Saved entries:
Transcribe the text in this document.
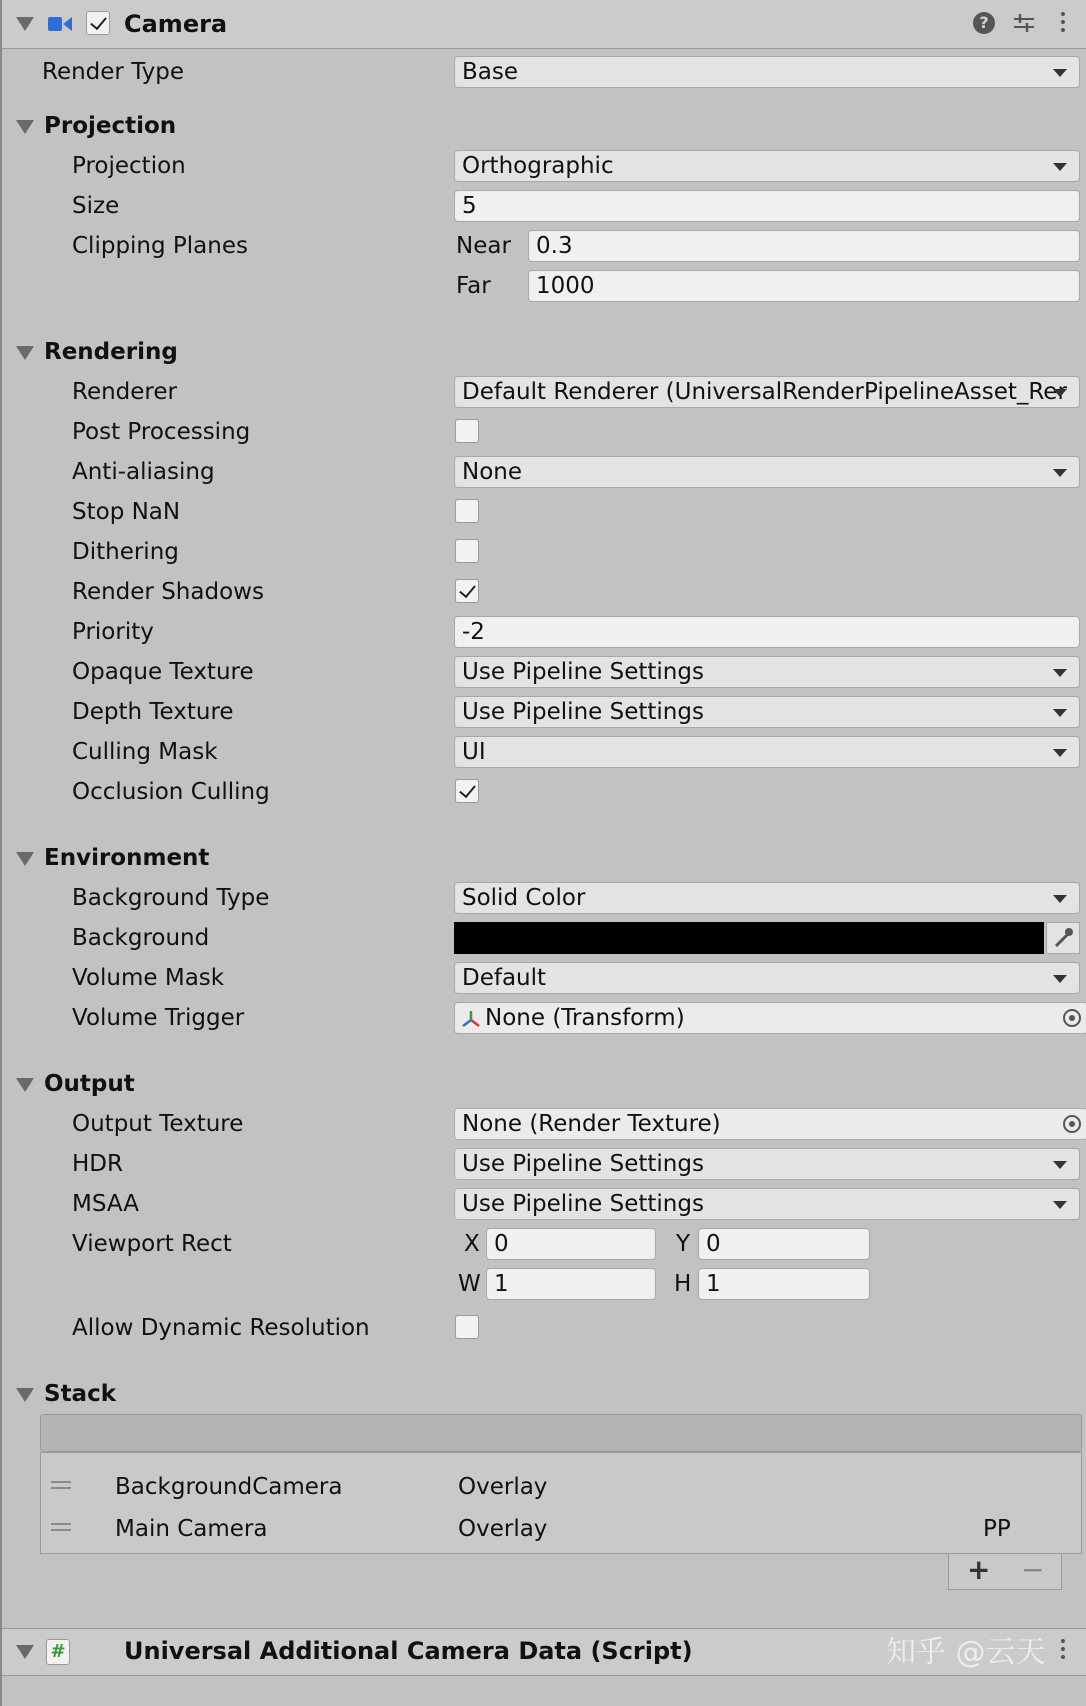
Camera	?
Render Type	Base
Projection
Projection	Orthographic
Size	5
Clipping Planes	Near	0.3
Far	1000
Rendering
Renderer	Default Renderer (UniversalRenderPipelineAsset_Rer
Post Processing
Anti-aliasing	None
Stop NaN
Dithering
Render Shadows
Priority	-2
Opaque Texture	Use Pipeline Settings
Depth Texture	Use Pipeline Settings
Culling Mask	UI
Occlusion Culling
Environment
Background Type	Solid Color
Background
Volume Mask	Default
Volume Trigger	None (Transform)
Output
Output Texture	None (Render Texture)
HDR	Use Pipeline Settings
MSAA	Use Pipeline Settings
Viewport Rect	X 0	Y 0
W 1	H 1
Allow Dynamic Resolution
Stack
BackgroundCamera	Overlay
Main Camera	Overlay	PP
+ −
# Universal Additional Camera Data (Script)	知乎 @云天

---

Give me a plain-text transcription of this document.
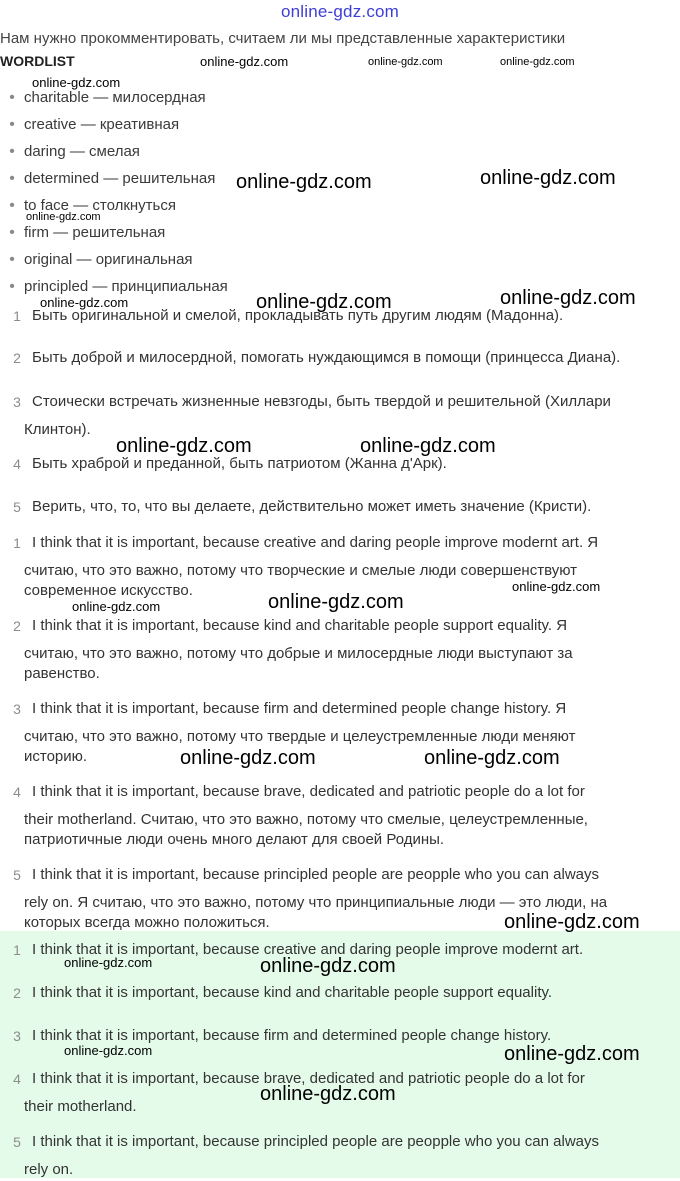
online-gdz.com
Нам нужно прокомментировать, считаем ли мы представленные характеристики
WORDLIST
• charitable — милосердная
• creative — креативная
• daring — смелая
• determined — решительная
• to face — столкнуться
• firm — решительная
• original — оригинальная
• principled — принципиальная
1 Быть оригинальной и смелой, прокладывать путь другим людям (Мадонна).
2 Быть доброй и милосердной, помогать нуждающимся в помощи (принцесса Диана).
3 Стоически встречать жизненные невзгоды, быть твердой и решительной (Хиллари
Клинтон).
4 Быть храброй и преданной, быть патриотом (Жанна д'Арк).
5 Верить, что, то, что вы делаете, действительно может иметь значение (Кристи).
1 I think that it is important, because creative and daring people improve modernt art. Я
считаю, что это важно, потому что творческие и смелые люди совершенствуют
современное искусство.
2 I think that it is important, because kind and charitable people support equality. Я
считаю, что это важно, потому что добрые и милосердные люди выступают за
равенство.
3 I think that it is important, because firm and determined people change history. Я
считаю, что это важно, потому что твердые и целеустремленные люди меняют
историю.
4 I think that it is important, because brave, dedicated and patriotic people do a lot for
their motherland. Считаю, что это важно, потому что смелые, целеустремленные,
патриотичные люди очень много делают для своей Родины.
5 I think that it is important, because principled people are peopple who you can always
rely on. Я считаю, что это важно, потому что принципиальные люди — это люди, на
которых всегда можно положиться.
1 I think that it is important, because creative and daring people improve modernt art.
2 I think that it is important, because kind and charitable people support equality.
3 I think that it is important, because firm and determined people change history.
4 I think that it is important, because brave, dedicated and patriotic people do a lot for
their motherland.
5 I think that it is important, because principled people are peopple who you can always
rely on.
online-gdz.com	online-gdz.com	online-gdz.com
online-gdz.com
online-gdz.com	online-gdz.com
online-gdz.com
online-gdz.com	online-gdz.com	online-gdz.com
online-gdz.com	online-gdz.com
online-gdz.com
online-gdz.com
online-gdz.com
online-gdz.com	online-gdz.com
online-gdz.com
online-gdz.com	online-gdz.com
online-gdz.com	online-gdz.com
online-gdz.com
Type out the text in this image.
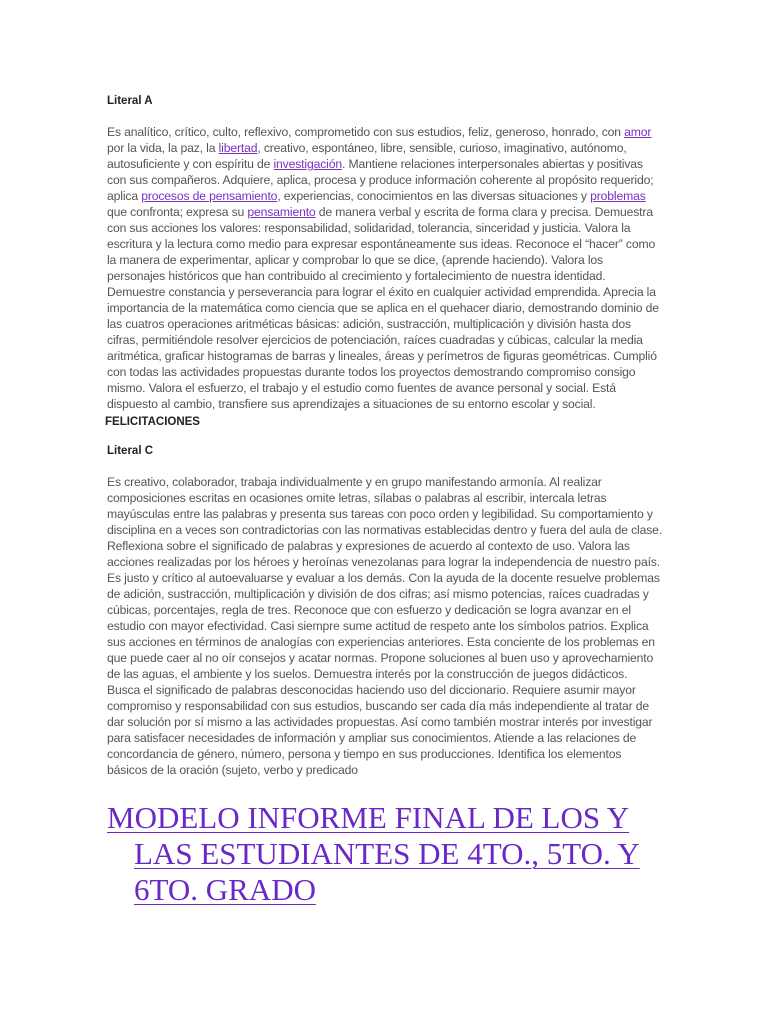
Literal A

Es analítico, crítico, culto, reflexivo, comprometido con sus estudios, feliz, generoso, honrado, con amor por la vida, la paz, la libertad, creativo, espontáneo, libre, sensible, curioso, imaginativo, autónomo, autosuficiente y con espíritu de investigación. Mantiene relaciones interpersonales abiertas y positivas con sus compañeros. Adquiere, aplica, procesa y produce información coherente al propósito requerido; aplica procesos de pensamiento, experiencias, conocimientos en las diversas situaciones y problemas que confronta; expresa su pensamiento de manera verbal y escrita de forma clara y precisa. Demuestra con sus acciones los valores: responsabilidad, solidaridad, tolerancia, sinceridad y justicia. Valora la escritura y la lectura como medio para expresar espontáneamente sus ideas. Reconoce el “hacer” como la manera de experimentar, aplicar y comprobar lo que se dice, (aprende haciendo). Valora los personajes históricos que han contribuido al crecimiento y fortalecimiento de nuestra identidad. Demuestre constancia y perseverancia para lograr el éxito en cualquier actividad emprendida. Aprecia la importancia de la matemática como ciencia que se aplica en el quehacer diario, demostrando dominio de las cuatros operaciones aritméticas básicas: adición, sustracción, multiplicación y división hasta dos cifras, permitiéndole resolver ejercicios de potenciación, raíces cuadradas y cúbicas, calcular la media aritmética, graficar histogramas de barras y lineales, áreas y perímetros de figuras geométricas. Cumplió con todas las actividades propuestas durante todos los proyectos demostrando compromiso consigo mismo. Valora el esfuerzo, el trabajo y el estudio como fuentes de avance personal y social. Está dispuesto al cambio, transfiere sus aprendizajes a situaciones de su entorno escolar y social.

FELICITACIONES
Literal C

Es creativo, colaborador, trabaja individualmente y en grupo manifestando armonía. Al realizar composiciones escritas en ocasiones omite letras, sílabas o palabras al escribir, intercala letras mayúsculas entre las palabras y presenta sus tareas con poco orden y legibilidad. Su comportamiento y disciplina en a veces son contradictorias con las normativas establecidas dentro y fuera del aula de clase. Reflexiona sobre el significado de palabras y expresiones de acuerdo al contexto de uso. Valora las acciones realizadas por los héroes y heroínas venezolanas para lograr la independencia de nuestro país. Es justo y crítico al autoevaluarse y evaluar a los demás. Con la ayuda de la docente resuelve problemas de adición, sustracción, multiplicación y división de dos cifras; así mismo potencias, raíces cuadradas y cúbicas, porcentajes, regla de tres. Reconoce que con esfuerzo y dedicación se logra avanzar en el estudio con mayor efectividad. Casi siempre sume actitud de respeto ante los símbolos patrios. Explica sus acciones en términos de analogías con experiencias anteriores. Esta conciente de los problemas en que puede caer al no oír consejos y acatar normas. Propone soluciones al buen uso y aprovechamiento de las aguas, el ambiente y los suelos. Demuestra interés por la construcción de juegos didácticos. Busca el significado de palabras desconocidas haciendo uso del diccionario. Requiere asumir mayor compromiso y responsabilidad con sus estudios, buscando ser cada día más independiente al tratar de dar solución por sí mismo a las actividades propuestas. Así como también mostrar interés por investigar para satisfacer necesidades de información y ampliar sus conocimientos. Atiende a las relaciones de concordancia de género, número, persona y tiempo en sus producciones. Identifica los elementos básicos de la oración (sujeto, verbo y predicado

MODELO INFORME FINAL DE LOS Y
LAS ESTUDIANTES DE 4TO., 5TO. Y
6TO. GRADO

---

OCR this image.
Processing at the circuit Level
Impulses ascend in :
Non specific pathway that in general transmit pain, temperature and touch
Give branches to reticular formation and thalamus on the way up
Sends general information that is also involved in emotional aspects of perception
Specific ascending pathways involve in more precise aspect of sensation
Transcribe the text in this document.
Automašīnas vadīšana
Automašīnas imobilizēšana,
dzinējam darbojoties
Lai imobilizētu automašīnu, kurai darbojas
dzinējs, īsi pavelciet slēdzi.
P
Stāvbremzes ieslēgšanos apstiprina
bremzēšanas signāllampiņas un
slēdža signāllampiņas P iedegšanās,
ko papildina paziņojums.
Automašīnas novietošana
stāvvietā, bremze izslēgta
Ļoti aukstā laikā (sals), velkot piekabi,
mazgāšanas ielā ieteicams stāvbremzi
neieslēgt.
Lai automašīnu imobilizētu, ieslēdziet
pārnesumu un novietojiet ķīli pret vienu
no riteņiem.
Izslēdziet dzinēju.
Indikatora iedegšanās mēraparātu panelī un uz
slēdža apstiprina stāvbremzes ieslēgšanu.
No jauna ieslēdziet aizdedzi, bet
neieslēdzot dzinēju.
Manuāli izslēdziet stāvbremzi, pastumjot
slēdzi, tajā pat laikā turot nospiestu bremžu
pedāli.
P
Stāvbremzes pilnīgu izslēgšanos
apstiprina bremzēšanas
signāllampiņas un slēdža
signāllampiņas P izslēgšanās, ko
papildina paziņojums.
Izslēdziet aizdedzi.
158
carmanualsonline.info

DO THIS: From the entries above, return each line with the word "support" in it.

THE OUTPUT:
2 I think that it is important, because kind and charitable people support equality. Я
2 I think that it is important, because kind and charitable people support equality.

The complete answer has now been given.